Start of Extracted entries

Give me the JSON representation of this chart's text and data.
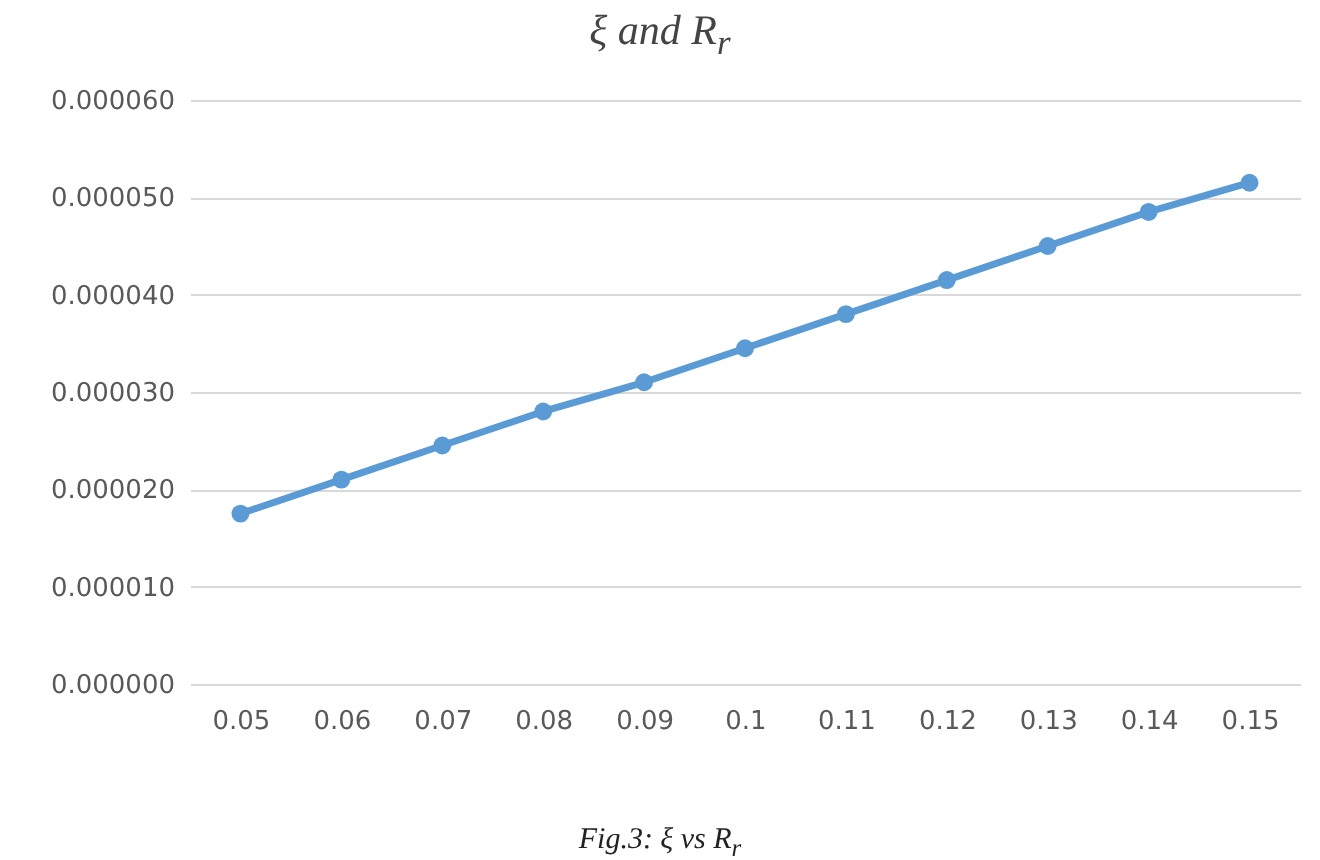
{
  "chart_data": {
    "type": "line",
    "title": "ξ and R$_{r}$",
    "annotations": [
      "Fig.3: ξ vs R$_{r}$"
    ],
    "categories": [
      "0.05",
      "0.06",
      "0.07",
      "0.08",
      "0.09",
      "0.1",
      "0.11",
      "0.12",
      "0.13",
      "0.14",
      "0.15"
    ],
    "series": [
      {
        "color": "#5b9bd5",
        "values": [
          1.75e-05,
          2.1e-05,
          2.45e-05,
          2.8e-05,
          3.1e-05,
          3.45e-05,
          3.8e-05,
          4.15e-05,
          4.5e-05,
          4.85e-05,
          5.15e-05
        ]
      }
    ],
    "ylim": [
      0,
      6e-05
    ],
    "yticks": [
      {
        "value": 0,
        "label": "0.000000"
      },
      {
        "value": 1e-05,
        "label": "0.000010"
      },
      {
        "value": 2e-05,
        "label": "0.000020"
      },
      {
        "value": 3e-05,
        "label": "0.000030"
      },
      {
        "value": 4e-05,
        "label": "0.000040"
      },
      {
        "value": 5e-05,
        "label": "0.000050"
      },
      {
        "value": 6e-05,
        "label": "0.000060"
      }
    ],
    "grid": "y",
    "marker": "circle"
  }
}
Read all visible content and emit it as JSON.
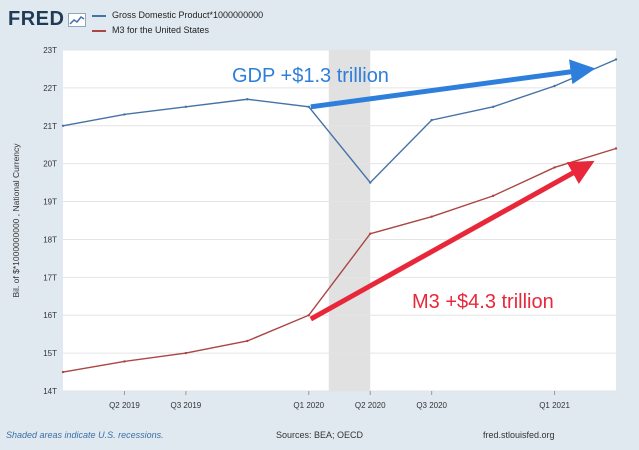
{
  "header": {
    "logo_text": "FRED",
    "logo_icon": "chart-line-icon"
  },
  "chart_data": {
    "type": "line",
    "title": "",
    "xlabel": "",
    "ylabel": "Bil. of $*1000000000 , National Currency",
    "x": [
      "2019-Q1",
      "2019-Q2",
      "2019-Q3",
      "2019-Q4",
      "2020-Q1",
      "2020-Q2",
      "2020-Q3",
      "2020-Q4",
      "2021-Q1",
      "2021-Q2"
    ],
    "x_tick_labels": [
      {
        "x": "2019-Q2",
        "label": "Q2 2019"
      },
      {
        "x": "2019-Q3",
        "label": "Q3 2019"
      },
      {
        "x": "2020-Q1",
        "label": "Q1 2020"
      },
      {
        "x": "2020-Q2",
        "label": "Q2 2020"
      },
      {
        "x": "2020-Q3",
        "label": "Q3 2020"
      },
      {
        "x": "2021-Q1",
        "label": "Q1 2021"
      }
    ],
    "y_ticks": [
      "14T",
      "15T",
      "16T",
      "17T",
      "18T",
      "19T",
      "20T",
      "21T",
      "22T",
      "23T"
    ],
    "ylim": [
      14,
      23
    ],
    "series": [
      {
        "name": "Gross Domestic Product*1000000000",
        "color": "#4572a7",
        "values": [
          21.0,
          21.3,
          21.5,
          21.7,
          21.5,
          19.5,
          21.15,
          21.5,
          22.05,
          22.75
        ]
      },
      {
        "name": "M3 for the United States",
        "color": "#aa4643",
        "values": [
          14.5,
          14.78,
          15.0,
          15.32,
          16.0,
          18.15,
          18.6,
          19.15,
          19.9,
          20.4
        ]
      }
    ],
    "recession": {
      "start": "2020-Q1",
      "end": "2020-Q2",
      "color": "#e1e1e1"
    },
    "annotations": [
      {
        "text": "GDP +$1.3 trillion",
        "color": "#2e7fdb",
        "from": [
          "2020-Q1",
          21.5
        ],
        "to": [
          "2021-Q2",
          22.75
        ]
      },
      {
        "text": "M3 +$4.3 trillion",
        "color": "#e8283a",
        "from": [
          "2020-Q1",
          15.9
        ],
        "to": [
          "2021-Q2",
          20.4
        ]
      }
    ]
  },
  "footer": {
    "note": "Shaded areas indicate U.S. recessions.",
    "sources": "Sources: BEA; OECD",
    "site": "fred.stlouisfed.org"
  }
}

End of Extracted entries

Task details: Extract the text of all the records above verbatim, excluding pictures.

Expected answer:
Give me the JSON representation of this chart's text and data.
{
  "chart_data": {
    "type": "line",
    "title": "ξ and R$_{r}$",
    "annotations": [
      "Fig.3: ξ vs R$_{r}$"
    ],
    "categories": [
      "0.05",
      "0.06",
      "0.07",
      "0.08",
      "0.09",
      "0.1",
      "0.11",
      "0.12",
      "0.13",
      "0.14",
      "0.15"
    ],
    "series": [
      {
        "color": "#5b9bd5",
        "values": [
          1.75e-05,
          2.1e-05,
          2.45e-05,
          2.8e-05,
          3.1e-05,
          3.45e-05,
          3.8e-05,
          4.15e-05,
          4.5e-05,
          4.85e-05,
          5.15e-05
        ]
      }
    ],
    "ylim": [
      0,
      6e-05
    ],
    "yticks": [
      {
        "value": 0,
        "label": "0.000000"
      },
      {
        "value": 1e-05,
        "label": "0.000010"
      },
      {
        "value": 2e-05,
        "label": "0.000020"
      },
      {
        "value": 3e-05,
        "label": "0.000030"
      },
      {
        "value": 4e-05,
        "label": "0.000040"
      },
      {
        "value": 5e-05,
        "label": "0.000050"
      },
      {
        "value": 6e-05,
        "label": "0.000060"
      }
    ],
    "grid": "y",
    "marker": "circle"
  }
}
Read all visible content and emit it as JSON.
{
  "header": {
    "logo_text": "FRED",
    "logo_icon": "chart-line-icon"
  },
  "chart_data": {
    "type": "line",
    "title": "",
    "xlabel": "",
    "ylabel": "Bil. of $*1000000000 , National Currency",
    "x": [
      "2019-Q1",
      "2019-Q2",
      "2019-Q3",
      "2019-Q4",
      "2020-Q1",
      "2020-Q2",
      "2020-Q3",
      "2020-Q4",
      "2021-Q1",
      "2021-Q2"
    ],
    "x_tick_labels": [
      {
        "x": "2019-Q2",
        "label": "Q2 2019"
      },
      {
        "x": "2019-Q3",
        "label": "Q3 2019"
      },
      {
        "x": "2020-Q1",
        "label": "Q1 2020"
      },
      {
        "x": "2020-Q2",
        "label": "Q2 2020"
      },
      {
        "x": "2020-Q3",
        "label": "Q3 2020"
      },
      {
        "x": "2021-Q1",
        "label": "Q1 2021"
      }
    ],
    "y_ticks": [
      "14T",
      "15T",
      "16T",
      "17T",
      "18T",
      "19T",
      "20T",
      "21T",
      "22T",
      "23T"
    ],
    "ylim": [
      14,
      23
    ],
    "series": [
      {
        "name": "Gross Domestic Product*1000000000",
        "color": "#4572a7",
        "values": [
          21.0,
          21.3,
          21.5,
          21.7,
          21.5,
          19.5,
          21.15,
          21.5,
          22.05,
          22.75
        ]
      },
      {
        "name": "M3 for the United States",
        "color": "#aa4643",
        "values": [
          14.5,
          14.78,
          15.0,
          15.32,
          16.0,
          18.15,
          18.6,
          19.15,
          19.9,
          20.4
        ]
      }
    ],
    "recession": {
      "start": "2020-Q1",
      "end": "2020-Q2",
      "color": "#e1e1e1"
    },
    "annotations": [
      {
        "text": "GDP +$1.3 trillion",
        "color": "#2e7fdb",
        "from": [
          "2020-Q1",
          21.5
        ],
        "to": [
          "2021-Q2",
          22.75
        ]
      },
      {
        "text": "M3 +$4.3 trillion",
        "color": "#e8283a",
        "from": [
          "2020-Q1",
          15.9
        ],
        "to": [
          "2021-Q2",
          20.4
        ]
      }
    ]
  },
  "footer": {
    "note": "Shaded areas indicate U.S. recessions.",
    "sources": "Sources: BEA; OECD",
    "site": "fred.stlouisfed.org"
  }
}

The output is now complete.